WORK TO BE COMPLETED ▸
Please reproduce the passage from the news report below on Virginia's uranium mining ban, starting with "The league represents" and going on through "by its members.".

SELECTED PASSAGE ▸
RICHMOND, Va. (AP) -- Two groups representing hundreds of Virginia cities, counties and towns are recommending that the General Assembly keep a 30-year ban on uranium mining in place.
The Virginia Municipal League cites concerns about health and environmental issues related uranium mining, milling and disposal of radioactive-laced rock, while the Virginia Association of Counties wants the ban to stick "pending further study."
The league represents all 39 cities, 157 towns and 10 counties, while the association represents the state's 95 counties.
"I think it's fair to say it's a risk that our members are not willing to live with," Joe Lerch, director of environmental policy, said Thursday of uranium mining. He said the position was unanimously endorsed by its members.
A spokesman for the association was not immediately available Thursday.
Virginia has had a moratorium on uranium mining since 1982 but a mining company is lobbying to have the General Assembly lift the ban so it can mine a 119-million-pound deposit in Pittsylvania County along the North Carolina line. Virginia Uranium Inc., based in Chatham, has said uranium mining and milling — the separation of rock from the ore — can be conducted safely. It also has pledged to use below-ground containment units to minimize the risk of waste being scattered by a violent storm.

INFORMATION SHOWN ▸
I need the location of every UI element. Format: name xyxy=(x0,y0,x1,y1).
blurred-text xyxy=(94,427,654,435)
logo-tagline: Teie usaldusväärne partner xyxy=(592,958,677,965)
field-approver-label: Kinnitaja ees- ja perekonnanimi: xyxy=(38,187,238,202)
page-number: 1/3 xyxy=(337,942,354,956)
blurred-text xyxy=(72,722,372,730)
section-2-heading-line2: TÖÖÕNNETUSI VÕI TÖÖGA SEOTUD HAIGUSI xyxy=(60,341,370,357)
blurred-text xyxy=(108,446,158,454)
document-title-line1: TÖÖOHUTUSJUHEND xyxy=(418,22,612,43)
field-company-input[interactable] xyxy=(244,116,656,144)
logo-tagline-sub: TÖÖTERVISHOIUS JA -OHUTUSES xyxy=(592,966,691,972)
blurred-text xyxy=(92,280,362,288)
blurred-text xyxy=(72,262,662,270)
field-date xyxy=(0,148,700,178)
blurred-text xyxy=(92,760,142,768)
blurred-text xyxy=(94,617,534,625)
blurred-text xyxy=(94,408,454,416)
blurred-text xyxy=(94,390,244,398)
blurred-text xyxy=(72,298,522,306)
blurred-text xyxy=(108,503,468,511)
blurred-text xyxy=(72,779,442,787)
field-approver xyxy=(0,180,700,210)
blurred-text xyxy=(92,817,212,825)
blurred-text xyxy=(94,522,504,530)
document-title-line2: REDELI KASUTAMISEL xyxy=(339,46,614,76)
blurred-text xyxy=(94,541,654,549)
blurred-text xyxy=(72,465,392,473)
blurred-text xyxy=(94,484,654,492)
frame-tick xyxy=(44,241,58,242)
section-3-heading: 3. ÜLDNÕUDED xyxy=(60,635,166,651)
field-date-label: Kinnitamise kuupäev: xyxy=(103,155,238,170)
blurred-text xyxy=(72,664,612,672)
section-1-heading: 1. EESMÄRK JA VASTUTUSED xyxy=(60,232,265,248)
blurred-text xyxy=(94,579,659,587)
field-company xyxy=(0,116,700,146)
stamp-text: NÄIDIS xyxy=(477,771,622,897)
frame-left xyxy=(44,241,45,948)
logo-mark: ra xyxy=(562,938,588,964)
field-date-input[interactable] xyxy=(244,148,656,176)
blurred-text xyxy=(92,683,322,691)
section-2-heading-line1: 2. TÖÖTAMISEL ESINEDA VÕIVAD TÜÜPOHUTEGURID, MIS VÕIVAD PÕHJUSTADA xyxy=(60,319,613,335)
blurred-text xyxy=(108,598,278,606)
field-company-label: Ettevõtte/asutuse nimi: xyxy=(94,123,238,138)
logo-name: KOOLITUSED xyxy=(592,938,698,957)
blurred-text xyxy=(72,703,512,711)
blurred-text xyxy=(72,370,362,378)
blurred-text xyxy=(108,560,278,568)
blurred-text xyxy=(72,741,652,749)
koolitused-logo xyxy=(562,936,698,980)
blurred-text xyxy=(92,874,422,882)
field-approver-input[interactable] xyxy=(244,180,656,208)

RESPONSE AREA ▸
The league represents all 39 cities, 157 towns and 10 counties, while the association represents the state's 95 counties.
"I think it's fair to say it's a risk that our members are not willing to live with," Joe Lerch, director of environmental policy, said Thursday of uranium mining. He said the position was unanimously endorsed by its members.